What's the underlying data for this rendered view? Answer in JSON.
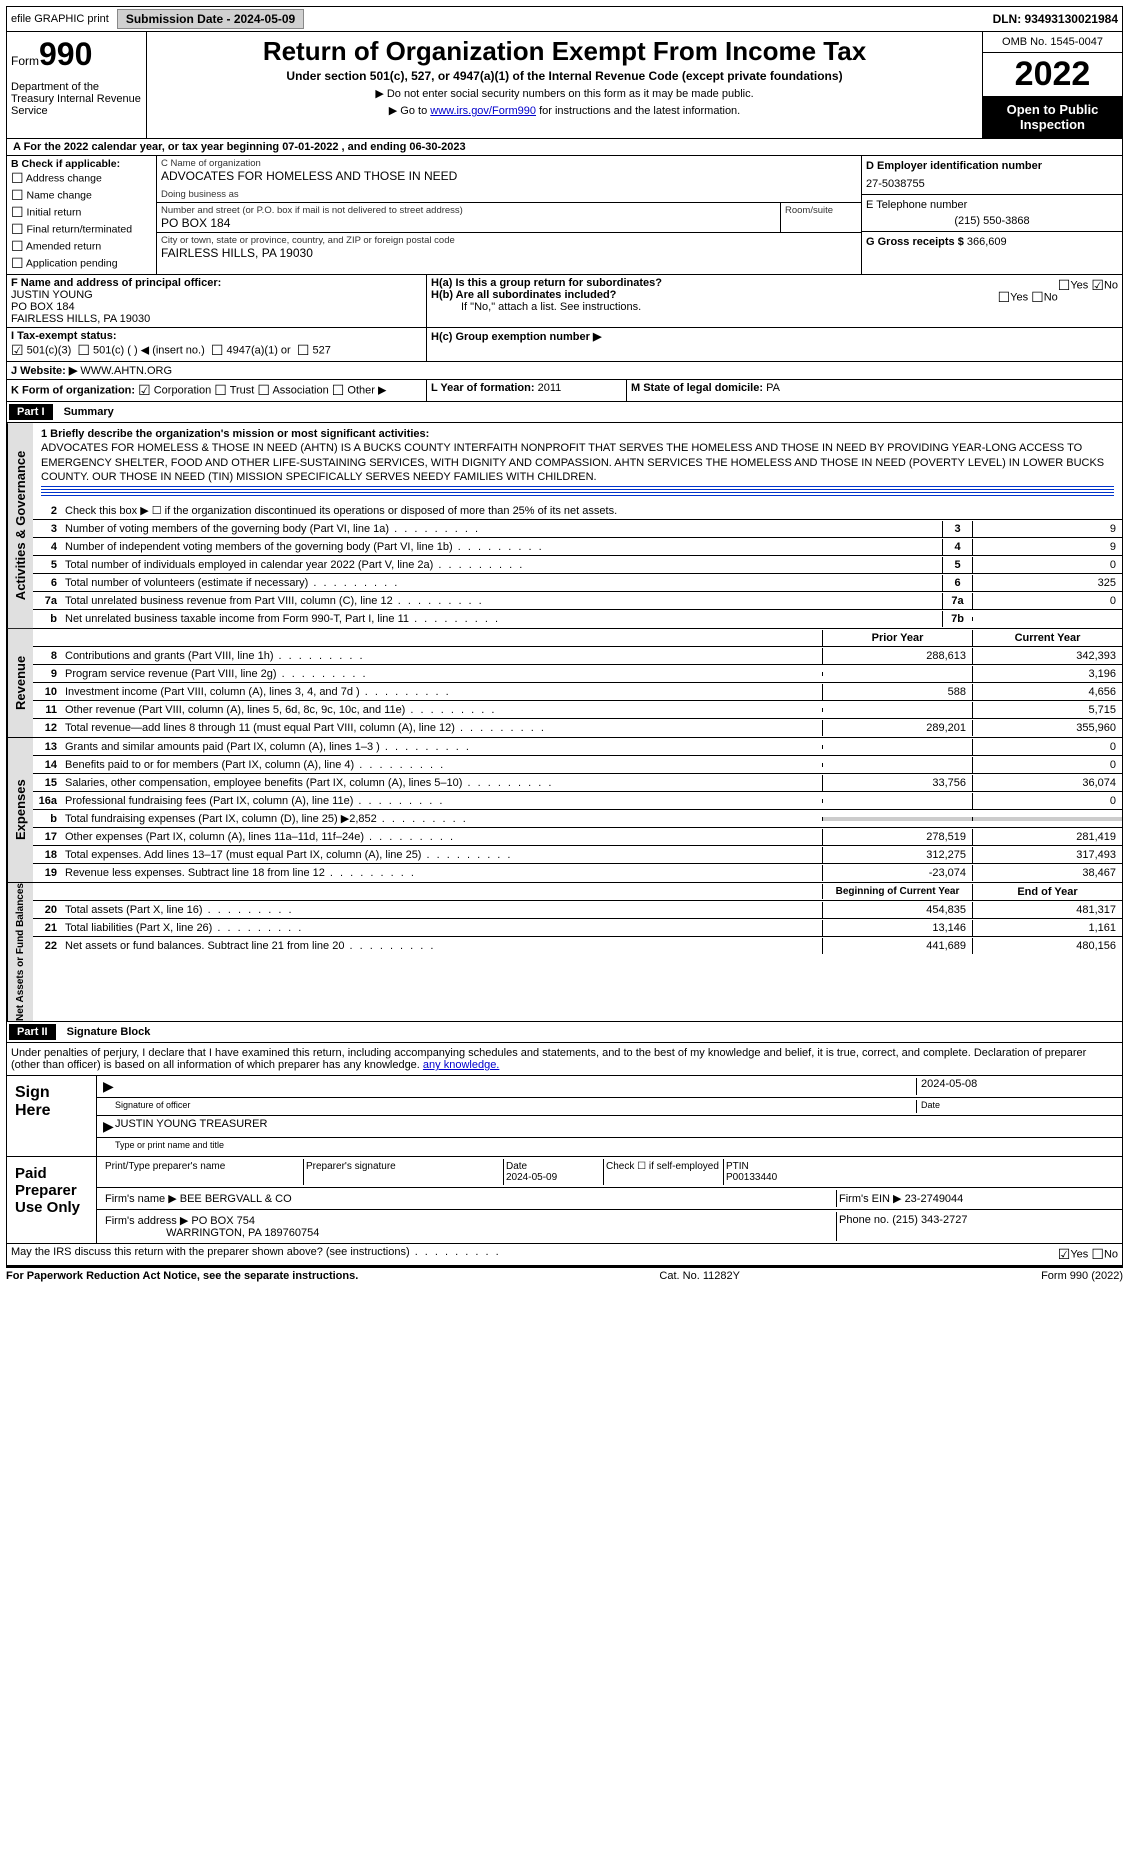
{
  "topbar": {
    "efile": "efile GRAPHIC print",
    "submission": "Submission Date - 2024-05-09",
    "dln": "DLN: 93493130021984"
  },
  "header": {
    "form_label": "Form",
    "form_num": "990",
    "dept": "Department of the Treasury Internal Revenue Service",
    "title": "Return of Organization Exempt From Income Tax",
    "sub": "Under section 501(c), 527, or 4947(a)(1) of the Internal Revenue Code (except private foundations)",
    "note1": "▶ Do not enter social security numbers on this form as it may be made public.",
    "note2_pre": "▶ Go to ",
    "note2_link": "www.irs.gov/Form990",
    "note2_post": " for instructions and the latest information.",
    "omb": "OMB No. 1545-0047",
    "year": "2022",
    "inspect": "Open to Public Inspection"
  },
  "period": {
    "line_a": "A For the 2022 calendar year, or tax year beginning 07-01-2022   , and ending 06-30-2023"
  },
  "section_b": {
    "title": "B Check if applicable:",
    "items": [
      "Address change",
      "Name change",
      "Initial return",
      "Final return/terminated",
      "Amended return",
      "Application pending"
    ]
  },
  "section_c": {
    "name_label": "C Name of organization",
    "name": "ADVOCATES FOR HOMELESS AND THOSE IN NEED",
    "dba_label": "Doing business as",
    "street_label": "Number and street (or P.O. box if mail is not delivered to street address)",
    "street": "PO BOX 184",
    "room_label": "Room/suite",
    "city_label": "City or town, state or province, country, and ZIP or foreign postal code",
    "city": "FAIRLESS HILLS, PA  19030",
    "officer_label": "F Name and address of principal officer:",
    "officer": "JUSTIN YOUNG\nPO BOX 184\nFAIRLESS HILLS, PA  19030"
  },
  "section_d": {
    "ein_label": "D Employer identification number",
    "ein": "27-5038755",
    "phone_label": "E Telephone number",
    "phone": "(215) 550-3868",
    "gross_label": "G Gross receipts $",
    "gross": "366,609"
  },
  "section_h": {
    "ha": "H(a)  Is this a group return for subordinates?",
    "hb": "H(b)  Are all subordinates included?",
    "hb_note": "If \"No,\" attach a list. See instructions.",
    "hc": "H(c)  Group exemption number ▶"
  },
  "section_i": {
    "label": "I   Tax-exempt status:",
    "opts": [
      "501(c)(3)",
      "501(c) (   ) ◀ (insert no.)",
      "4947(a)(1) or",
      "527"
    ]
  },
  "section_j": {
    "label": "J   Website: ▶",
    "val": "WWW.AHTN.ORG"
  },
  "section_k": {
    "label": "K Form of organization:",
    "opts": [
      "Corporation",
      "Trust",
      "Association",
      "Other ▶"
    ]
  },
  "section_l": {
    "label": "L Year of formation:",
    "val": "2011"
  },
  "section_m": {
    "label": "M State of legal domicile:",
    "val": "PA"
  },
  "part1": {
    "num": "Part I",
    "title": "Summary",
    "q1": "1  Briefly describe the organization's mission or most significant activities:",
    "mission": "ADVOCATES FOR HOMELESS & THOSE IN NEED (AHTN) IS A BUCKS COUNTY INTERFAITH NONPROFIT THAT SERVES THE HOMELESS AND THOSE IN NEED BY PROVIDING YEAR-LONG ACCESS TO EMERGENCY SHELTER, FOOD AND OTHER LIFE-SUSTAINING SERVICES, WITH DIGNITY AND COMPASSION. AHTN SERVICES THE HOMELESS AND THOSE IN NEED (POVERTY LEVEL) IN LOWER BUCKS COUNTY. OUR THOSE IN NEED (TIN) MISSION SPECIFICALLY SERVES NEEDY FAMILIES WITH CHILDREN.",
    "q2": "Check this box ▶ ☐ if the organization discontinued its operations or disposed of more than 25% of its net assets."
  },
  "gov_vert": "Activities & Governance",
  "rev_vert": "Revenue",
  "exp_vert": "Expenses",
  "net_vert": "Net Assets or Fund Balances",
  "lines": {
    "l3": {
      "num": "3",
      "desc": "Number of voting members of the governing body (Part VI, line 1a)",
      "box": "3",
      "val": "9"
    },
    "l4": {
      "num": "4",
      "desc": "Number of independent voting members of the governing body (Part VI, line 1b)",
      "box": "4",
      "val": "9"
    },
    "l5": {
      "num": "5",
      "desc": "Total number of individuals employed in calendar year 2022 (Part V, line 2a)",
      "box": "5",
      "val": "0"
    },
    "l6": {
      "num": "6",
      "desc": "Total number of volunteers (estimate if necessary)",
      "box": "6",
      "val": "325"
    },
    "l7a": {
      "num": "7a",
      "desc": "Total unrelated business revenue from Part VIII, column (C), line 12",
      "box": "7a",
      "val": "0"
    },
    "l7b": {
      "num": "b",
      "desc": "Net unrelated business taxable income from Form 990-T, Part I, line 11",
      "box": "7b",
      "val": ""
    }
  },
  "rev_head": {
    "prior": "Prior Year",
    "current": "Current Year"
  },
  "rev_lines": [
    {
      "num": "8",
      "desc": "Contributions and grants (Part VIII, line 1h)",
      "prior": "288,613",
      "curr": "342,393"
    },
    {
      "num": "9",
      "desc": "Program service revenue (Part VIII, line 2g)",
      "prior": "",
      "curr": "3,196"
    },
    {
      "num": "10",
      "desc": "Investment income (Part VIII, column (A), lines 3, 4, and 7d )",
      "prior": "588",
      "curr": "4,656"
    },
    {
      "num": "11",
      "desc": "Other revenue (Part VIII, column (A), lines 5, 6d, 8c, 9c, 10c, and 11e)",
      "prior": "",
      "curr": "5,715"
    },
    {
      "num": "12",
      "desc": "Total revenue—add lines 8 through 11 (must equal Part VIII, column (A), line 12)",
      "prior": "289,201",
      "curr": "355,960"
    }
  ],
  "exp_lines": [
    {
      "num": "13",
      "desc": "Grants and similar amounts paid (Part IX, column (A), lines 1–3 )",
      "prior": "",
      "curr": "0"
    },
    {
      "num": "14",
      "desc": "Benefits paid to or for members (Part IX, column (A), line 4)",
      "prior": "",
      "curr": "0"
    },
    {
      "num": "15",
      "desc": "Salaries, other compensation, employee benefits (Part IX, column (A), lines 5–10)",
      "prior": "33,756",
      "curr": "36,074"
    },
    {
      "num": "16a",
      "desc": "Professional fundraising fees (Part IX, column (A), line 11e)",
      "prior": "",
      "curr": "0"
    },
    {
      "num": "b",
      "desc": "Total fundraising expenses (Part IX, column (D), line 25) ▶2,852",
      "prior": "GRAY",
      "curr": "GRAY"
    },
    {
      "num": "17",
      "desc": "Other expenses (Part IX, column (A), lines 11a–11d, 11f–24e)",
      "prior": "278,519",
      "curr": "281,419"
    },
    {
      "num": "18",
      "desc": "Total expenses. Add lines 13–17 (must equal Part IX, column (A), line 25)",
      "prior": "312,275",
      "curr": "317,493"
    },
    {
      "num": "19",
      "desc": "Revenue less expenses. Subtract line 18 from line 12",
      "prior": "-23,074",
      "curr": "38,467"
    }
  ],
  "net_head": {
    "begin": "Beginning of Current Year",
    "end": "End of Year"
  },
  "net_lines": [
    {
      "num": "20",
      "desc": "Total assets (Part X, line 16)",
      "prior": "454,835",
      "curr": "481,317"
    },
    {
      "num": "21",
      "desc": "Total liabilities (Part X, line 26)",
      "prior": "13,146",
      "curr": "1,161"
    },
    {
      "num": "22",
      "desc": "Net assets or fund balances. Subtract line 21 from line 20",
      "prior": "441,689",
      "curr": "480,156"
    }
  ],
  "part2": {
    "num": "Part II",
    "title": "Signature Block",
    "decl": "Under penalties of perjury, I declare that I have examined this return, including accompanying schedules and statements, and to the best of my knowledge and belief, it is true, correct, and complete. Declaration of preparer (other than officer) is based on all information of which preparer has any knowledge."
  },
  "sign": {
    "here": "Sign Here",
    "sig_label": "Signature of officer",
    "date_label": "Date",
    "date": "2024-05-08",
    "name": "JUSTIN YOUNG TREASURER",
    "name_label": "Type or print name and title"
  },
  "prep": {
    "label": "Paid Preparer Use Only",
    "h1": "Print/Type preparer's name",
    "h2": "Preparer's signature",
    "h3": "Date",
    "h3v": "2024-05-09",
    "h4": "Check ☐ if self-employed",
    "h5": "PTIN",
    "ptin": "P00133440",
    "firm_label": "Firm's name   ▶",
    "firm": "BEE BERGVALL & CO",
    "ein_label": "Firm's EIN ▶",
    "ein": "23-2749044",
    "addr_label": "Firm's address ▶",
    "addr": "PO BOX 754",
    "city": "WARRINGTON, PA  189760754",
    "phone_label": "Phone no.",
    "phone": "(215) 343-2727"
  },
  "discuss": "May the IRS discuss this return with the preparer shown above? (see instructions)",
  "footer": {
    "l": "For Paperwork Reduction Act Notice, see the separate instructions.",
    "c": "Cat. No. 11282Y",
    "r": "Form 990 (2022)"
  }
}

> [Required task] Examine the records and pull out every line where the string "JUSTIN" occurs.

> [Solution for this problem]
    "officer": "JUSTIN YOUNG\nPO BOX 184\nFAIRLESS HILLS, PA  19030"
    "name": "JUSTIN YOUNG TREASURER",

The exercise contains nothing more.